| PROBLEM TO WORK ON |
Present each line of the entries below that holds the word "平面轨迹".
/---
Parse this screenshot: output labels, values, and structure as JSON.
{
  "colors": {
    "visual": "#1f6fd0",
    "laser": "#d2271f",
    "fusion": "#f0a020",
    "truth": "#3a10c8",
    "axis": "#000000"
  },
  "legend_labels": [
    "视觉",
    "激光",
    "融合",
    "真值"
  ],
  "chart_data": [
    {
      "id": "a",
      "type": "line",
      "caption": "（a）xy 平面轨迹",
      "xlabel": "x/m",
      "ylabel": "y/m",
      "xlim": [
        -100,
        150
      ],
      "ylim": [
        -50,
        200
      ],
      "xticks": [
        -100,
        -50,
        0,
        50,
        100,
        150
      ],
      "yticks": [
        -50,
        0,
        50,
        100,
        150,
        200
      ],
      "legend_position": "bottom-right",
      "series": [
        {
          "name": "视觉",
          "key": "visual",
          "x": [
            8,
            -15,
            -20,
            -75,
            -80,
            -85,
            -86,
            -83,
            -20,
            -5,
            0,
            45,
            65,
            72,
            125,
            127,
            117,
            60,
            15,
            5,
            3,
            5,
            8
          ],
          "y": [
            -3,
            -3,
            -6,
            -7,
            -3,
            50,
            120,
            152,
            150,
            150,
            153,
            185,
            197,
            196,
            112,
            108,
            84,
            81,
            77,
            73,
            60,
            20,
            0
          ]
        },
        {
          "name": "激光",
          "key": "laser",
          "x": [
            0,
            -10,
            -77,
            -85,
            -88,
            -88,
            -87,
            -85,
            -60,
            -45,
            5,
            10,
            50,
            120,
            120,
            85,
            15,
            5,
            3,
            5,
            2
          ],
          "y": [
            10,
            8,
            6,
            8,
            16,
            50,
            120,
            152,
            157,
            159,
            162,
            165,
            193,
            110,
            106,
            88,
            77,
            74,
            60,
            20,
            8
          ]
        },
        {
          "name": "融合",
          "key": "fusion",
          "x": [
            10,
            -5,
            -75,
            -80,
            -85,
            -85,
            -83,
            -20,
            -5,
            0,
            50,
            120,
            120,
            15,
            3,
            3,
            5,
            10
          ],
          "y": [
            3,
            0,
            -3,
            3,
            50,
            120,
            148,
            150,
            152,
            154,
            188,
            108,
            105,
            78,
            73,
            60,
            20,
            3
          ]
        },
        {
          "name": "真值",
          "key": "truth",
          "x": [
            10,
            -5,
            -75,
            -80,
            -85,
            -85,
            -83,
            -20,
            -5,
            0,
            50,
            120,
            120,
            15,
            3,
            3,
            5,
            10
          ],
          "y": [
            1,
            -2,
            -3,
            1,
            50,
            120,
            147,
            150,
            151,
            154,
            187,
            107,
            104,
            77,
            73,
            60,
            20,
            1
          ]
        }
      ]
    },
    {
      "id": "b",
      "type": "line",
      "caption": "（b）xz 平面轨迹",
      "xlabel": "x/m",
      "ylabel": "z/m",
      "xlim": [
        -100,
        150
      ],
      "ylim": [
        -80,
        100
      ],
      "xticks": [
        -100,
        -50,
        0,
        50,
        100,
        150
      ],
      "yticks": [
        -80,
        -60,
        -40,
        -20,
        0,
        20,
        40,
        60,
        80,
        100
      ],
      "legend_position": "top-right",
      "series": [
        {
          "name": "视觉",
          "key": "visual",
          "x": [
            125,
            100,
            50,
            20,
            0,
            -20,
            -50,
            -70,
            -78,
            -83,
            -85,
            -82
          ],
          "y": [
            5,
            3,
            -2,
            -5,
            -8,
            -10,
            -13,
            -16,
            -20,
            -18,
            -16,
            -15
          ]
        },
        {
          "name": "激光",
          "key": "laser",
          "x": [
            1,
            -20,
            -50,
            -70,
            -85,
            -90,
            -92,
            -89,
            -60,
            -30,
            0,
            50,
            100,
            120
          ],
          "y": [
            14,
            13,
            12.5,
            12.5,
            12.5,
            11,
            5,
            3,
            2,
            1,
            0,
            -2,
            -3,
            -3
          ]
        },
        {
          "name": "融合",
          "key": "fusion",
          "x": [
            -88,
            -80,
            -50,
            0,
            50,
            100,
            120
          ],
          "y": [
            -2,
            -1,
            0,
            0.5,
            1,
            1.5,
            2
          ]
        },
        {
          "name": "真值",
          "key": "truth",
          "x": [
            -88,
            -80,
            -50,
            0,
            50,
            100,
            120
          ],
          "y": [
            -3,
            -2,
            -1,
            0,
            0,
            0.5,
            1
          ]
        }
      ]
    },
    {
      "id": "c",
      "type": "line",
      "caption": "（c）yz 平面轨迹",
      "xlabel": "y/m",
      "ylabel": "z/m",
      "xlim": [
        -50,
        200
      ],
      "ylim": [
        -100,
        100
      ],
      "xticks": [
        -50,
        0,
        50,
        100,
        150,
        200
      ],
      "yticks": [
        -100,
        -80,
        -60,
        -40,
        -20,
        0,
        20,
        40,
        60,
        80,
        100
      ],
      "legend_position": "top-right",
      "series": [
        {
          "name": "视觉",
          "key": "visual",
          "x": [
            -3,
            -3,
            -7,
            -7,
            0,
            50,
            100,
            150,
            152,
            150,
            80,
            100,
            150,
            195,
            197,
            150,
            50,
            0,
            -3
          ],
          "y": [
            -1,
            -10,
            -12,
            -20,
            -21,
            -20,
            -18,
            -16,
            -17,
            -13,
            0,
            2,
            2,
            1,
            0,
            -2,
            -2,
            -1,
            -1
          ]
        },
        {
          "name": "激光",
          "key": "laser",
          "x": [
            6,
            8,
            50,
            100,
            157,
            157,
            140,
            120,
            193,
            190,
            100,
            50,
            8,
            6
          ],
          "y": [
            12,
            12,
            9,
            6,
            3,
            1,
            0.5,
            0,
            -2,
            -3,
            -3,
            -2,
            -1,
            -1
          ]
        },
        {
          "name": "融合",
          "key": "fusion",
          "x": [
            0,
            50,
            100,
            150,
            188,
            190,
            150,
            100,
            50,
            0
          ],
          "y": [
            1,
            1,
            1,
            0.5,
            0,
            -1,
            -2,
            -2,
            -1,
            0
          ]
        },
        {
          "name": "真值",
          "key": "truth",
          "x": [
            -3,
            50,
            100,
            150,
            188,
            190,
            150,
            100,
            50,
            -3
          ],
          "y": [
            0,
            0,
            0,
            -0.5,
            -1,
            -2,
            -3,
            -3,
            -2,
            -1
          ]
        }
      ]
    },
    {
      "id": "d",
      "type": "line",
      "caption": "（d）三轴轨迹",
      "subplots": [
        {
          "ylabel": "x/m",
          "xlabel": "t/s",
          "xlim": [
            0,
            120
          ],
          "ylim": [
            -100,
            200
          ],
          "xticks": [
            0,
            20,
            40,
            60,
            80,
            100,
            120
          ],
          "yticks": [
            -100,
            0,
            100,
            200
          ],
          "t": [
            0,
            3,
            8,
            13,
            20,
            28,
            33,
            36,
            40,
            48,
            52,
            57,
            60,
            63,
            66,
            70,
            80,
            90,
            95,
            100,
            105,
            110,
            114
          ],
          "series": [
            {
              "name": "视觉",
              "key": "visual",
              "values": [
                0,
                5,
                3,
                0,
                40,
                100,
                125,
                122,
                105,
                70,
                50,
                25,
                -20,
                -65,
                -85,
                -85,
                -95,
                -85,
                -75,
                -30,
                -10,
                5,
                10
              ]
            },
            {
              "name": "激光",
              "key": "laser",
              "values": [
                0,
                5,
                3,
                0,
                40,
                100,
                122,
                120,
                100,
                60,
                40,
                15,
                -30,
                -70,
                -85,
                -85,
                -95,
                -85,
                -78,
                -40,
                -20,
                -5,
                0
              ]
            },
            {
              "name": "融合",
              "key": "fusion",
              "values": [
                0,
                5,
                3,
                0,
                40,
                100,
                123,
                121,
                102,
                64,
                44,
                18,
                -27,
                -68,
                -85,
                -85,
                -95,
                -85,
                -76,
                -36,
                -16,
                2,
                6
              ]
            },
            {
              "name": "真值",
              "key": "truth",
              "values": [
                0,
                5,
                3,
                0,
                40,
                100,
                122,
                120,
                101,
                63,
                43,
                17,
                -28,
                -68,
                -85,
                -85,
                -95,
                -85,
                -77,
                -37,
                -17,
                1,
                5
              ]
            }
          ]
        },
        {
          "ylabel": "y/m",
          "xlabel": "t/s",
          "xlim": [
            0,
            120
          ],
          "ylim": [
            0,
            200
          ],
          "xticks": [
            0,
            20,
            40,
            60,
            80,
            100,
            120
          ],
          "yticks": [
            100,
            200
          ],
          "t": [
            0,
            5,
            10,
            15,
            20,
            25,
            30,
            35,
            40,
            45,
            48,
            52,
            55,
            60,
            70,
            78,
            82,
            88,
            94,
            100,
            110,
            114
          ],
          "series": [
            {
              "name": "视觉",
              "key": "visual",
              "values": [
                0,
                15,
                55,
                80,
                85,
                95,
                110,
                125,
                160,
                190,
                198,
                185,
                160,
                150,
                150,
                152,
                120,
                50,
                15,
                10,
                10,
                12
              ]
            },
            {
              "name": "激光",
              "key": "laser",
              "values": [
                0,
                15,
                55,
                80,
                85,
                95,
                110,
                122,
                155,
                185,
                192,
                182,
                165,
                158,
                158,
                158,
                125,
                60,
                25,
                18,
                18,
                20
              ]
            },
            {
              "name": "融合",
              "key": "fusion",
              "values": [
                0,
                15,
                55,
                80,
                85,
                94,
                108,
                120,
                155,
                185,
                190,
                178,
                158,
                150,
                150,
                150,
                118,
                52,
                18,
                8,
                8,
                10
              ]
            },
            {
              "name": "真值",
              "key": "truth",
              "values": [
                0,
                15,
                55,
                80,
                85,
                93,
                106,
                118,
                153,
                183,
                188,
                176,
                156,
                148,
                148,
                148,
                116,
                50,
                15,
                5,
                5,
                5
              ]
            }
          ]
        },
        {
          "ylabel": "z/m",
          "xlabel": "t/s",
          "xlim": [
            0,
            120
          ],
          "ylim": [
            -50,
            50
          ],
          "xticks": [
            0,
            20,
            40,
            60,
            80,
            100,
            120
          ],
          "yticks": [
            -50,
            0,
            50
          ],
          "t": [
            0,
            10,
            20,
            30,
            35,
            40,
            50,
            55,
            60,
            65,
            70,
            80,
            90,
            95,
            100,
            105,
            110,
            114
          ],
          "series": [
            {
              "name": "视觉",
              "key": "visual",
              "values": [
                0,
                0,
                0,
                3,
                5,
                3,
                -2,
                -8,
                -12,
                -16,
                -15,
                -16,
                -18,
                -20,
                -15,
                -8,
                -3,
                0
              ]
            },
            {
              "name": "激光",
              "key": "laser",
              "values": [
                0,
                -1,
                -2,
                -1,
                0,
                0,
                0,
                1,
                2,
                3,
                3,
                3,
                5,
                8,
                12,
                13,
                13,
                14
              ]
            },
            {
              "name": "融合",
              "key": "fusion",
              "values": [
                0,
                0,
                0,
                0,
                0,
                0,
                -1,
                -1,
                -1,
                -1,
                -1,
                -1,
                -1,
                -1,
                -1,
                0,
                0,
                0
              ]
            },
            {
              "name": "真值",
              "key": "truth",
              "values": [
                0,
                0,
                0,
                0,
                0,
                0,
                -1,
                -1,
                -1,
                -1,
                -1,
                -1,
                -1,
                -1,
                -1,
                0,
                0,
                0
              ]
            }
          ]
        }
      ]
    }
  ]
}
\---
| THE COMPLETED TASK |
      "caption": "（a）xy 平面轨迹",
      "caption": "（b）xz 平面轨迹",
      "caption": "（c）yz 平面轨迹",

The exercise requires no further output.